__Source document__
PEP 614 – Relaxing Grammar Restrictions On Decorators
- Author:
- Brandt Bucher <brandt at python.org>
- Sponsor:
- Guido van Rossum <guido at python.org>
- Status:
- Final
- Type:
- Standards Track
- Created:
- 10-Feb-2020
- Python-Version:
- 3.9
- Post-History:
- 11-Feb-2020, 18-Feb-2020, 03-Mar-2020
- Resolution:
- Python-Dev thread
Abstract
Python currently requires that all decorators consist of a dotted name, optionally followed by a single call. This PEP proposes removing these limitations and allowing decorators to be any valid expression.
Motivation
When decorators were first being introduced, Guido described the motivation to limit their syntax as a preference, not a technical requirement:
I have a gut feeling about this one. I’m not sure where it comes from, but I have it… So while it would be quite easy to change the syntax to@test
in the future, I’d like to stick to with the more restricted form unless a real use case is presented where allowing@test
would increase readability.
While these limitations were rarely encountered in practice, BPO
issues and mailing list posts
have consistently surfaced over the years requesting that they be
removed. The most recent one
(which prompted this proposal)
contained a good example of code using the PyQt5
library that
would become more readable, idiomatic, and maintainable if the
existing restrictions were relaxed. Slightly modified:
buttons = [QPushButton(f'Button {i}') for i in range(10)]
# Do stuff with the list of buttons...
@buttons[0].clicked.connect
def spam():
...
@buttons[1].clicked.connect
def eggs():
...
# Do stuff with the list of buttons...
Currently, these decorations must be rewritten as something like:
button_0 = buttons[0]
@button_0.clicked.connect
def spam():
...
button_1 = buttons[1]
@button_1.clicked.connect
def eggs():
...
Further, the current grammar is already loose enough that it’s trivial to hack more complicated decorator expressions together. So rather than disallow arbitrarily complex expressions, as intended, the current restrictions only make them uglier and less efficient:
# Identity function hack:
def _(x):
return x
@_(buttons[0].clicked.connect)
def spam():
...
# eval hack:
@eval("buttons[1].clicked.connect")
def eggs():
...

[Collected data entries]
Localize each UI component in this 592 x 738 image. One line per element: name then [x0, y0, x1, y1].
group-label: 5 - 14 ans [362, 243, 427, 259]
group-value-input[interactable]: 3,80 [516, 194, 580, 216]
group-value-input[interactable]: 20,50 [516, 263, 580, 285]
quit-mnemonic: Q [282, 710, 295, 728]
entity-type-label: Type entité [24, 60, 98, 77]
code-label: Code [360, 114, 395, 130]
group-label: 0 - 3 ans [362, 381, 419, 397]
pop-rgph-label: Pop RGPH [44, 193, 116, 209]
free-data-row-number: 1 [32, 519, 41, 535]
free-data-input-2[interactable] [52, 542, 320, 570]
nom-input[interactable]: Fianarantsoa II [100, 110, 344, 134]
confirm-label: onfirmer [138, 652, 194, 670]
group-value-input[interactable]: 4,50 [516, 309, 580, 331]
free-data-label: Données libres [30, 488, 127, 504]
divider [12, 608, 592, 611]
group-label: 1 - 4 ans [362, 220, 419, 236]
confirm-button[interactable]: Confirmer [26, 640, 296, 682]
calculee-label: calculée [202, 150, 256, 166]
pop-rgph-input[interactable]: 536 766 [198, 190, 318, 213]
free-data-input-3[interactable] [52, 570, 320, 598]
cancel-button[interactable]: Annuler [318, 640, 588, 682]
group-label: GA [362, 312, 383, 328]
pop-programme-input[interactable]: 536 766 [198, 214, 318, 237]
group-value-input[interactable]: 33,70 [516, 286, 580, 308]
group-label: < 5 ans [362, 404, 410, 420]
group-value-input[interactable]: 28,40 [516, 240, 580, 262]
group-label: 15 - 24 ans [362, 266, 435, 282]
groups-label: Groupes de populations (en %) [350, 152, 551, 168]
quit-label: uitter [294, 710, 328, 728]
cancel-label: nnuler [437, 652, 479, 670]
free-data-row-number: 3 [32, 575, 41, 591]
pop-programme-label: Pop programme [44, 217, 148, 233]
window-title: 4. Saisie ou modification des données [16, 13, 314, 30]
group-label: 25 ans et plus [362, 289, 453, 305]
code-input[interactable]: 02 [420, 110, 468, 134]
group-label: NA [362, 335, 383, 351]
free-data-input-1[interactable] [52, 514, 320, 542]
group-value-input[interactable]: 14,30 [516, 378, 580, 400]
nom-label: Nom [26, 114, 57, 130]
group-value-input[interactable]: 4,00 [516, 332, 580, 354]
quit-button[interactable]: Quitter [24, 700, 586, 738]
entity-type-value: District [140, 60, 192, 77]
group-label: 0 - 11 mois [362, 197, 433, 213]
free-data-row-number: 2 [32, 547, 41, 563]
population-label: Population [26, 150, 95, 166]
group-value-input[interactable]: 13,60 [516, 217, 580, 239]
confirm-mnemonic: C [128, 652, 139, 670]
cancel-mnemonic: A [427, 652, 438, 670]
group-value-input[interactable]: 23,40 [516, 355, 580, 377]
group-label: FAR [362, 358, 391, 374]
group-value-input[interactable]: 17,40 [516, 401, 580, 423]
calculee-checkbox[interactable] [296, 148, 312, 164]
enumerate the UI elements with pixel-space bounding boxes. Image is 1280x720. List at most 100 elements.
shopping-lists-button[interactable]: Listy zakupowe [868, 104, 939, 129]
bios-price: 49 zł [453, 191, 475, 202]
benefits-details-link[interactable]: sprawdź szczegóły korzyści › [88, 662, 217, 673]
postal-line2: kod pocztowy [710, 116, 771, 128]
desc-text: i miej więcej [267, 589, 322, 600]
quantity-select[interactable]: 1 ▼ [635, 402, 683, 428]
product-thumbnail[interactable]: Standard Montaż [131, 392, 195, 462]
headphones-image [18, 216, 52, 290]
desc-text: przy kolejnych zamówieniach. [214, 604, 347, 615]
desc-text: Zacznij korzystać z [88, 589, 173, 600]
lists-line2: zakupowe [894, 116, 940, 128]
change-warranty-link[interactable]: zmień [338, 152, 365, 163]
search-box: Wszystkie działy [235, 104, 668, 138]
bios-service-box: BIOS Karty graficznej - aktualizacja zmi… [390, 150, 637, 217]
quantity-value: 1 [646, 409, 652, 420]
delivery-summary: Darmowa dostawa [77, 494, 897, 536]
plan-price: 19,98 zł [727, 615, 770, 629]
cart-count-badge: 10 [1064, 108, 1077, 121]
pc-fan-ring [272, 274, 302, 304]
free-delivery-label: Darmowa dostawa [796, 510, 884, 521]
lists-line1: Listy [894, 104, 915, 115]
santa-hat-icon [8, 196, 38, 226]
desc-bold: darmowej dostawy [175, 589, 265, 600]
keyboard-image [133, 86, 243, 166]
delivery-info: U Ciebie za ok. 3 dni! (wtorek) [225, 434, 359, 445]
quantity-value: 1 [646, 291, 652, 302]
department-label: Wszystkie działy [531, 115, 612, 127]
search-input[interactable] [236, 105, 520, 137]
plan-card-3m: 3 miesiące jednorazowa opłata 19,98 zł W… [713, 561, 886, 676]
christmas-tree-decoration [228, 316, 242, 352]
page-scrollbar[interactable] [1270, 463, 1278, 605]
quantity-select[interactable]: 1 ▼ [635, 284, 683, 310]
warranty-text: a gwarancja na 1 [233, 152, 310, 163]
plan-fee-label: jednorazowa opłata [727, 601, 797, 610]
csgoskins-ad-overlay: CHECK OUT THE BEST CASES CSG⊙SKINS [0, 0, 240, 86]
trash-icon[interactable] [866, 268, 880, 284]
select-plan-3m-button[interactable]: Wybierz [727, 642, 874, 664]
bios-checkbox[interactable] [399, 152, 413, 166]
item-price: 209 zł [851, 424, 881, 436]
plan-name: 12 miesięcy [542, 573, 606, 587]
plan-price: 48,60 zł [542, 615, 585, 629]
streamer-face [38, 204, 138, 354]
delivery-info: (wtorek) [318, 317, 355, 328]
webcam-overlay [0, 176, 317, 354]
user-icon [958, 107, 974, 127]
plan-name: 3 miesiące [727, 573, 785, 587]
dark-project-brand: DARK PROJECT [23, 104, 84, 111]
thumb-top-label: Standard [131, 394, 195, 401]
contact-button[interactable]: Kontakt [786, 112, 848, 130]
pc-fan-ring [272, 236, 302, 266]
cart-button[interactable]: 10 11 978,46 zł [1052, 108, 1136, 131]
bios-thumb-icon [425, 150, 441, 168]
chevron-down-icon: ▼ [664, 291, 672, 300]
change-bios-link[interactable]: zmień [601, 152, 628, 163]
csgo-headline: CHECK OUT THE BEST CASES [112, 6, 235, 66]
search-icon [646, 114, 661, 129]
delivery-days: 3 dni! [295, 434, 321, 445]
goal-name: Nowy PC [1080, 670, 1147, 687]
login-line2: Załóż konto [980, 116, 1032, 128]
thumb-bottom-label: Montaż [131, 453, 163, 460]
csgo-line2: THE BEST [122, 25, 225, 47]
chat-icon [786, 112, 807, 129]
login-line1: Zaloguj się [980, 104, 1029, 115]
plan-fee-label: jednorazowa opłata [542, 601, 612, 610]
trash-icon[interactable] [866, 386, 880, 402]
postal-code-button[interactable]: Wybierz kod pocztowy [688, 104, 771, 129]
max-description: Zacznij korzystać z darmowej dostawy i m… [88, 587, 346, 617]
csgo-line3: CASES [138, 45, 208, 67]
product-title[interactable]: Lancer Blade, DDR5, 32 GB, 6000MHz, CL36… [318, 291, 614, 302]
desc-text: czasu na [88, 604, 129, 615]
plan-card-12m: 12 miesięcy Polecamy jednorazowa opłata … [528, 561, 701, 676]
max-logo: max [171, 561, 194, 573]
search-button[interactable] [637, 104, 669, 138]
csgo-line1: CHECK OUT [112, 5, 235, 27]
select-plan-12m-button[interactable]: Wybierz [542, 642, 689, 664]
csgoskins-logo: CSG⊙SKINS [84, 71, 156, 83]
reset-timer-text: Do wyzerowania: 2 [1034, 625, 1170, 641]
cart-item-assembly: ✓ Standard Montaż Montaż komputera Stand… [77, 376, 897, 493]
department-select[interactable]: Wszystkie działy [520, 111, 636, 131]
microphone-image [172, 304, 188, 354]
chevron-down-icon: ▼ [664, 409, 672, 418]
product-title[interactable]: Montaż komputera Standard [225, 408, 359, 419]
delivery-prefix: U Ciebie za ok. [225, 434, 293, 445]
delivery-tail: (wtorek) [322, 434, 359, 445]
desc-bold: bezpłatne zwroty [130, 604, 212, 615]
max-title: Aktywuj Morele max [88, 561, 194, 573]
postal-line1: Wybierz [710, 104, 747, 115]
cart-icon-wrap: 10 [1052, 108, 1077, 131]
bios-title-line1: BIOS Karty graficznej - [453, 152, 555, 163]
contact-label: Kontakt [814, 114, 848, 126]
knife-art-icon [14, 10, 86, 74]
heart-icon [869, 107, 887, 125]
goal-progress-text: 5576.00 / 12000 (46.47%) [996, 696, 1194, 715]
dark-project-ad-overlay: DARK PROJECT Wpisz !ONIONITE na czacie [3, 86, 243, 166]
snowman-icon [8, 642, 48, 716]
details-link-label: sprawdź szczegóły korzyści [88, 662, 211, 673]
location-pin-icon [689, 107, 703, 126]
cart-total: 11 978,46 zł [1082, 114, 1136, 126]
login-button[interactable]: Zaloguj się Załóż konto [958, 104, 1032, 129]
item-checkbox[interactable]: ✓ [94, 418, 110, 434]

__Work item__
Duplicate the part of the PEP 614 text between "While these limitations" and "prompted this proposal)", inclusive.

__Output for this task__
While these limitations were rarely encountered in practice, BPO
issues and mailing list posts
have consistently surfaced over the years requesting that they be
removed. The most recent one
(which prompted this proposal)